• _Work to complete_
Copy out the data below verbatim.

• _Task data_
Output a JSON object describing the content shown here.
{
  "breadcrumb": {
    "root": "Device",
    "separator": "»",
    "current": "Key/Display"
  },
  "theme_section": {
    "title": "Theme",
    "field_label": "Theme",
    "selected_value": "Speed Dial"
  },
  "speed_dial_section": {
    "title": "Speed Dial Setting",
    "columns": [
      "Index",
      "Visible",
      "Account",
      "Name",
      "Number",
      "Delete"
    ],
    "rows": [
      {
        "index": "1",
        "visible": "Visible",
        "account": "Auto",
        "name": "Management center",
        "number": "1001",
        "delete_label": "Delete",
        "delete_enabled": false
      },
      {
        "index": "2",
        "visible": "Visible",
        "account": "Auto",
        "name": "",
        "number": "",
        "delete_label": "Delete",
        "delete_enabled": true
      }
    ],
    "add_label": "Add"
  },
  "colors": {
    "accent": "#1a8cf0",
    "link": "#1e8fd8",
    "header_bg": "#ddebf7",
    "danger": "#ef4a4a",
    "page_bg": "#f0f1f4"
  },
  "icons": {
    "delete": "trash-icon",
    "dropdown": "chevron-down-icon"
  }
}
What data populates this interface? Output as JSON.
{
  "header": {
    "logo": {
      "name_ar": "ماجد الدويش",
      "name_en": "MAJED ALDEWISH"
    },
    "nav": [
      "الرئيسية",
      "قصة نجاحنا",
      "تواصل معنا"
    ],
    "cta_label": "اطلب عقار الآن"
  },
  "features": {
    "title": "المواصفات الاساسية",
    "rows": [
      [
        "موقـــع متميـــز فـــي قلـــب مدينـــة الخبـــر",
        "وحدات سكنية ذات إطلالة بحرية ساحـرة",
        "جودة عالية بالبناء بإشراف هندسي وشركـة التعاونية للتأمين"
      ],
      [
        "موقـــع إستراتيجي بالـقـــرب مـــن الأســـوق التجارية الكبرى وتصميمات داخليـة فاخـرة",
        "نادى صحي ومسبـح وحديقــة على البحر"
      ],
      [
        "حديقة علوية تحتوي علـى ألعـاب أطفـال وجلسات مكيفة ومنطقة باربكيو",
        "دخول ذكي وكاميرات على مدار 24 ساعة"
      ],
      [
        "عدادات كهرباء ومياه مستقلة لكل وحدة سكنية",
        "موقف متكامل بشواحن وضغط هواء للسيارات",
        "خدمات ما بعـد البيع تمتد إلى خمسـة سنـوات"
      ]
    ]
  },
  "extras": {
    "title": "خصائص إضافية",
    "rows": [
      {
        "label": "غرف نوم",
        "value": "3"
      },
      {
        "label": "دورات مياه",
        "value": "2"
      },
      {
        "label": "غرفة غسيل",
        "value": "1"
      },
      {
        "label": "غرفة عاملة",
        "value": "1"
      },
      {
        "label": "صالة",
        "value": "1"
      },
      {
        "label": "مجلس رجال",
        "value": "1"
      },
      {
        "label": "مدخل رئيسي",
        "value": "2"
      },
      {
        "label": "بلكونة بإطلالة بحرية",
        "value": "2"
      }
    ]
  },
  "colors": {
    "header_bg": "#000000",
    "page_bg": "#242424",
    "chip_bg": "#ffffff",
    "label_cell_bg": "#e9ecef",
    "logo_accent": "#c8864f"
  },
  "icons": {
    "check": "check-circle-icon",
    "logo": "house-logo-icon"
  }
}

• _The solution_
Output a JSON object describing the content shown here.
{
  "breadcrumb": {
    "root": "Device",
    "separator": "»",
    "current": "Key/Display"
  },
  "theme_section": {
    "title": "Theme",
    "field_label": "Theme",
    "selected_value": "Speed Dial"
  },
  "speed_dial_section": {
    "title": "Speed Dial Setting",
    "columns": [
      "Index",
      "Visible",
      "Account",
      "Name",
      "Number",
      "Delete"
    ],
    "rows": [
      {
        "index": "1",
        "visible": "Visible",
        "account": "Auto",
        "name": "Management center",
        "number": "1001",
        "delete_label": "Delete",
        "delete_enabled": false
      },
      {
        "index": "2",
        "visible": "Visible",
        "account": "Auto",
        "name": "",
        "number": "",
        "delete_label": "Delete",
        "delete_enabled": true
      }
    ],
    "add_label": "Add"
  },
  "colors": {
    "accent": "#1a8cf0",
    "link": "#1e8fd8",
    "header_bg": "#ddebf7",
    "danger": "#ef4a4a",
    "page_bg": "#f0f1f4"
  },
  "icons": {
    "delete": "trash-icon",
    "dropdown": "chevron-down-icon"
  }
}
What data populates this interface? Output as JSON.
{
  "header": {
    "logo": {
      "name_ar": "ماجد الدويش",
      "name_en": "MAJED ALDEWISH"
    },
    "nav": [
      "الرئيسية",
      "قصة نجاحنا",
      "تواصل معنا"
    ],
    "cta_label": "اطلب عقار الآن"
  },
  "features": {
    "title": "المواصفات الاساسية",
    "rows": [
      [
        "موقـــع متميـــز فـــي قلـــب مدينـــة الخبـــر",
        "وحدات سكنية ذات إطلالة بحرية ساحـرة",
        "جودة عالية بالبناء بإشراف هندسي وشركـة التعاونية للتأمين"
      ],
      [
        "موقـــع إستراتيجي بالـقـــرب مـــن الأســـوق التجارية الكبرى وتصميمات داخليـة فاخـرة",
        "نادى صحي ومسبـح وحديقــة على البحر"
      ],
      [
        "حديقة علوية تحتوي علـى ألعـاب أطفـال وجلسات مكيفة ومنطقة باربكيو",
        "دخول ذكي وكاميرات على مدار 24 ساعة"
      ],
      [
        "عدادات كهرباء ومياه مستقلة لكل وحدة سكنية",
        "موقف متكامل بشواحن وضغط هواء للسيارات",
        "خدمات ما بعـد البيع تمتد إلى خمسـة سنـوات"
      ]
    ]
  },
  "extras": {
    "title": "خصائص إضافية",
    "rows": [
      {
        "label": "غرف نوم",
        "value": "3"
      },
      {
        "label": "دورات مياه",
        "value": "2"
      },
      {
        "label": "غرفة غسيل",
        "value": "1"
      },
      {
        "label": "غرفة عاملة",
        "value": "1"
      },
      {
        "label": "صالة",
        "value": "1"
      },
      {
        "label": "مجلس رجال",
        "value": "1"
      },
      {
        "label": "مدخل رئيسي",
        "value": "2"
      },
      {
        "label": "بلكونة بإطلالة بحرية",
        "value": "2"
      }
    ]
  },
  "colors": {
    "header_bg": "#000000",
    "page_bg": "#242424",
    "chip_bg": "#ffffff",
    "label_cell_bg": "#e9ecef",
    "logo_accent": "#c8864f"
  },
  "icons": {
    "check": "check-circle-icon",
    "logo": "house-logo-icon"
  }
}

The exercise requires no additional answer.